# DATA PROVIDED:
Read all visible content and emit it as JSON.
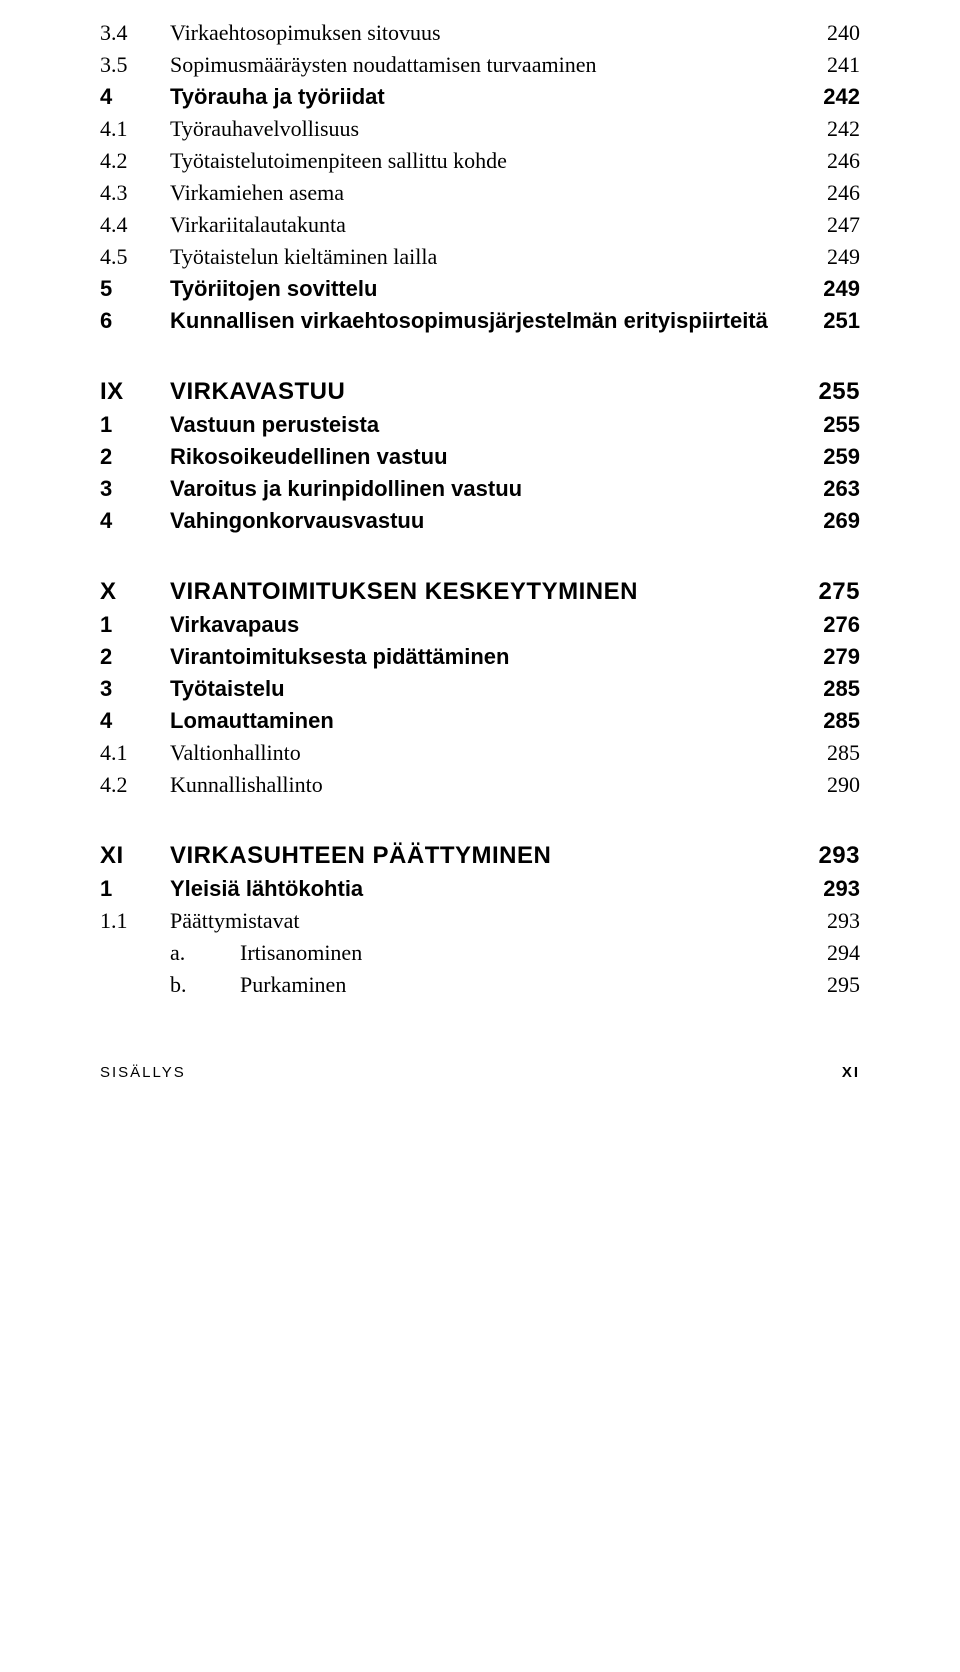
{
  "rows": [
    {
      "num": "3.4",
      "label": "Virkaehtosopimuksen sitovuus",
      "page": "240",
      "cls": "row"
    },
    {
      "num": "3.5",
      "label": "Sopimusmääräysten noudattamisen turvaaminen",
      "page": "241",
      "cls": "row"
    },
    {
      "num": "4",
      "label": "Työrauha ja työriidat",
      "page": "242",
      "cls": "row bold"
    },
    {
      "num": "4.1",
      "label": "Työrauhavelvollisuus",
      "page": "242",
      "cls": "row"
    },
    {
      "num": "4.2",
      "label": "Työtaistelutoimenpiteen sallittu kohde",
      "page": "246",
      "cls": "row"
    },
    {
      "num": "4.3",
      "label": "Virkamiehen asema",
      "page": "246",
      "cls": "row"
    },
    {
      "num": "4.4",
      "label": "Virkariitalautakunta",
      "page": "247",
      "cls": "row"
    },
    {
      "num": "4.5",
      "label": "Työtaistelun kieltäminen lailla",
      "page": "249",
      "cls": "row"
    },
    {
      "num": "5",
      "label": "Työriitojen sovittelu",
      "page": "249",
      "cls": "row bold"
    },
    {
      "num": "6",
      "label": "Kunnallisen virkaehtosopimusjärjestelmän erityispiirteitä",
      "page": "251",
      "cls": "row bold"
    },
    {
      "cls": "gap-md"
    },
    {
      "num": "IX",
      "label": "VIRKAVASTUU",
      "page": "255",
      "cls": "row chapter"
    },
    {
      "num": "1",
      "label": "Vastuun perusteista",
      "page": "255",
      "cls": "row bold"
    },
    {
      "num": "2",
      "label": "Rikosoikeudellinen vastuu",
      "page": "259",
      "cls": "row bold"
    },
    {
      "num": "3",
      "label": "Varoitus ja kurinpidollinen vastuu",
      "page": "263",
      "cls": "row bold"
    },
    {
      "num": "4",
      "label": "Vahingonkorvausvastuu",
      "page": "269",
      "cls": "row bold"
    },
    {
      "cls": "gap-md"
    },
    {
      "num": "X",
      "label": "VIRANTOIMITUKSEN KESKEYTYMINEN",
      "page": "275",
      "cls": "row chapter"
    },
    {
      "num": "1",
      "label": "Virkavapaus",
      "page": "276",
      "cls": "row bold"
    },
    {
      "num": "2",
      "label": "Virantoimituksesta pidättäminen",
      "page": "279",
      "cls": "row bold"
    },
    {
      "num": "3",
      "label": "Työtaistelu",
      "page": "285",
      "cls": "row bold"
    },
    {
      "num": "4",
      "label": "Lomauttaminen",
      "page": "285",
      "cls": "row bold"
    },
    {
      "num": "4.1",
      "label": "Valtionhallinto",
      "page": "285",
      "cls": "row"
    },
    {
      "num": "4.2",
      "label": "Kunnallishallinto",
      "page": "290",
      "cls": "row"
    },
    {
      "cls": "gap-md"
    },
    {
      "num": "XI",
      "label": "VIRKASUHTEEN PÄÄTTYMINEN",
      "page": "293",
      "cls": "row chapter"
    },
    {
      "num": "1",
      "label": "Yleisiä lähtökohtia",
      "page": "293",
      "cls": "row bold"
    },
    {
      "num": "1.1",
      "label": "Päättymistavat",
      "page": "293",
      "cls": "row"
    },
    {
      "num": "a.",
      "label": "Irtisanominen",
      "page": "294",
      "cls": "row sub"
    },
    {
      "num": "b.",
      "label": "Purkaminen",
      "page": "295",
      "cls": "row sub"
    }
  ],
  "footer": {
    "left": "SISÄLLYS",
    "right": "XI"
  }
}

# EXERCISE:
Leave out all images, then reproduce the entries above exactly.

# WRITTEN SOLUTION:
Read all visible content and emit it as JSON.
{
  "rows": [
    {
      "num": "3.4",
      "label": "Virkaehtosopimuksen sitovuus",
      "page": "240",
      "cls": "row"
    },
    {
      "num": "3.5",
      "label": "Sopimusmääräysten noudattamisen turvaaminen",
      "page": "241",
      "cls": "row"
    },
    {
      "num": "4",
      "label": "Työrauha ja työriidat",
      "page": "242",
      "cls": "row bold"
    },
    {
      "num": "4.1",
      "label": "Työrauhavelvollisuus",
      "page": "242",
      "cls": "row"
    },
    {
      "num": "4.2",
      "label": "Työtaistelutoimenpiteen sallittu kohde",
      "page": "246",
      "cls": "row"
    },
    {
      "num": "4.3",
      "label": "Virkamiehen asema",
      "page": "246",
      "cls": "row"
    },
    {
      "num": "4.4",
      "label": "Virkariitalautakunta",
      "page": "247",
      "cls": "row"
    },
    {
      "num": "4.5",
      "label": "Työtaistelun kieltäminen lailla",
      "page": "249",
      "cls": "row"
    },
    {
      "num": "5",
      "label": "Työriitojen sovittelu",
      "page": "249",
      "cls": "row bold"
    },
    {
      "num": "6",
      "label": "Kunnallisen virkaehtosopimusjärjestelmän erityispiirteitä",
      "page": "251",
      "cls": "row bold"
    },
    {
      "cls": "gap-md"
    },
    {
      "num": "IX",
      "label": "VIRKAVASTUU",
      "page": "255",
      "cls": "row chapter"
    },
    {
      "num": "1",
      "label": "Vastuun perusteista",
      "page": "255",
      "cls": "row bold"
    },
    {
      "num": "2",
      "label": "Rikosoikeudellinen vastuu",
      "page": "259",
      "cls": "row bold"
    },
    {
      "num": "3",
      "label": "Varoitus ja kurinpidollinen vastuu",
      "page": "263",
      "cls": "row bold"
    },
    {
      "num": "4",
      "label": "Vahingonkorvausvastuu",
      "page": "269",
      "cls": "row bold"
    },
    {
      "cls": "gap-md"
    },
    {
      "num": "X",
      "label": "VIRANTOIMITUKSEN KESKEYTYMINEN",
      "page": "275",
      "cls": "row chapter"
    },
    {
      "num": "1",
      "label": "Virkavapaus",
      "page": "276",
      "cls": "row bold"
    },
    {
      "num": "2",
      "label": "Virantoimituksesta pidättäminen",
      "page": "279",
      "cls": "row bold"
    },
    {
      "num": "3",
      "label": "Työtaistelu",
      "page": "285",
      "cls": "row bold"
    },
    {
      "num": "4",
      "label": "Lomauttaminen",
      "page": "285",
      "cls": "row bold"
    },
    {
      "num": "4.1",
      "label": "Valtionhallinto",
      "page": "285",
      "cls": "row"
    },
    {
      "num": "4.2",
      "label": "Kunnallishallinto",
      "page": "290",
      "cls": "row"
    },
    {
      "cls": "gap-md"
    },
    {
      "num": "XI",
      "label": "VIRKASUHTEEN PÄÄTTYMINEN",
      "page": "293",
      "cls": "row chapter"
    },
    {
      "num": "1",
      "label": "Yleisiä lähtökohtia",
      "page": "293",
      "cls": "row bold"
    },
    {
      "num": "1.1",
      "label": "Päättymistavat",
      "page": "293",
      "cls": "row"
    },
    {
      "num": "a.",
      "label": "Irtisanominen",
      "page": "294",
      "cls": "row sub"
    },
    {
      "num": "b.",
      "label": "Purkaminen",
      "page": "295",
      "cls": "row sub"
    }
  ],
  "footer": {
    "left": "SISÄLLYS",
    "right": "XI"
  }
}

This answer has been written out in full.